--- 提示文 ---

»»

MONOist デジタル変革やIoTプラットフォームなどデジタルソリューションには、数多くの企業が取り組んでいますが、あらためて日立製作所の強みについて、どう考えていますか。
阿部氏 幾つかの考え方があるが、1つは日立製作所がグループとしてさまざまな企業体や事業を抱えるという点がある。ソリューションの展開をするのに、顧客側にはリスクをできるだけ小さくし、より簡単に課題を解決したいというニーズがある。
ただ、従来のように1つの製品やパッケージソフト、サービスなどで課題が解決できる時代ではない。今までになかった、これらの組み合わせを試しながら、トライ&エラーを繰り返して、解決の形を探る必要がある。さまざまな業種や事業体を抱える日立製作所であれば、これらの各業種の商習慣に合わせた提案などができる他、社内での実践や、過去の構造改革の成果などが生かせるために、より短期で成果が出るという点が期待されていると感じている。
ある意味で2000年代に「コングロマリットディスカウント(複合企業体で弱い事業体が存在し企業グループの総合的な価値をきそんしている状態)」といわれてきたのが、逆転したような感じだ。逆にコングロマリットであるメリットを生かしていかなければ、日立製作所のような企業に勝ち目はない。
ただ、第4次産業革命といわれる中で、日本政府が目指す「Society 5.0」や「Connected Industries」を見ても、新たな価値は従来の業界や産業の中だけには存在せず、これらの境界線や間などに存在する。その意味では複合企業体である強みが発揮しやすい環境だともいえる。
一方で、技術面で考えた場合に強みといえるのは、「システムの信頼性」だと考えている。この「システム」はITやOTなど個々の小さいものではなく、鉄道システムや電力システムなど総合的なシステムを指す。日立製作所では、以前からこれらのミッションクリティカルな領域でのシステム構築を担ってきた。これにはITやOT、エッジデバイスなどのさまざまな技術を複合的に組み合わせて、高めていかなければならない。例えば、それを象徴する技術の1つが自律分散システムである。

««

--- 表示された資料 ---
»»

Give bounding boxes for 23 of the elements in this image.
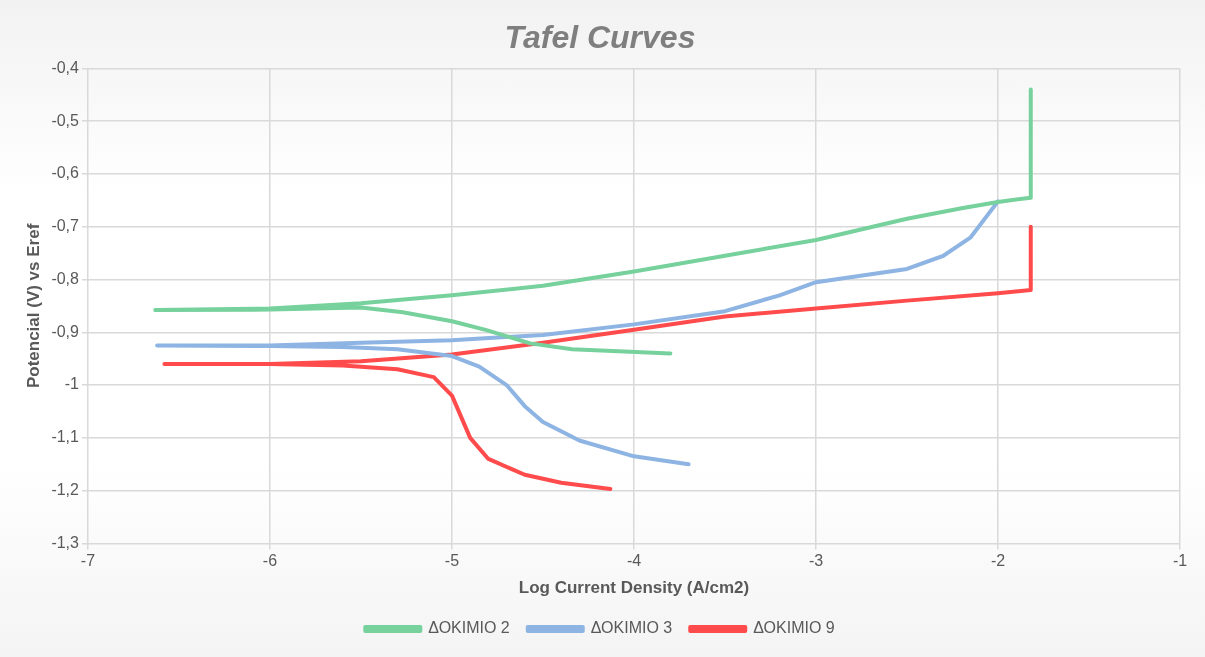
y-tick-label: -0,7: [51, 217, 80, 235]
y-tick-label: -1,1: [51, 428, 80, 446]
y-tick-label: -1,3: [51, 533, 80, 551]
y-tick-label: -0,6: [51, 164, 80, 182]
y-tick-label: -1,2: [51, 481, 80, 499]
x-tick-label: -5: [444, 552, 460, 570]
x-tick-label: -1: [1172, 552, 1188, 570]
y-tick-label: -0,8: [51, 269, 80, 287]
legend-label: ΔΟΚΙΜΙΟ 9: [753, 619, 835, 637]
y-tick-label: -0,5: [51, 111, 80, 129]
y-tick-label: -0,9: [51, 322, 80, 340]
chart-title: Tafel Curves: [504, 19, 696, 56]
x-tick-label: -3: [808, 552, 824, 570]
x-axis-title: Log Current Density (A/cm2): [518, 578, 750, 598]
y-tick-label: -1: [64, 375, 80, 393]
legend-label: ΔΟΚΙΜΙΟ 3: [590, 619, 673, 637]
x-tick-label: -7: [80, 552, 96, 570]
x-tick-label: -2: [990, 552, 1006, 570]
legend-label: ΔΟΚΙΜΙΟ 2: [428, 619, 510, 637]
y-axis-title: Potencial (V) vs Eref: [23, 223, 43, 389]
y-tick-label: -0,4: [51, 58, 80, 76]
x-tick-label: -4: [626, 552, 642, 570]
x-tick-label: -6: [262, 552, 278, 570]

««

--- 課題の指示 ---
A - 提示文のうち、「MONOist デジタル変革」から「決したいというニーズがある。」までを一字一句そのまま書き写してください。
B - 提示文で、阿部氏は技術面での日立製作所の強みを何だと述べているか。

--- 解答一覧 ---
A -
MONOist デジタル変革やIoTプラットフォームなどデジタルソリューションには、数多くの企業が取り組んでいますが、あらためて日立製作所の強みについて、どう考えていますか。
阿部氏 幾つかの考え方があるが、1つは日立製作所がグループとしてさまざまな企業体や事業を抱えるという点がある。ソリューションの展開をするのに、顧客側にはリスクをできるだけ小さくし、より簡単に課題を解決したいというニーズがある。

B - システムの信頼性だと述べている。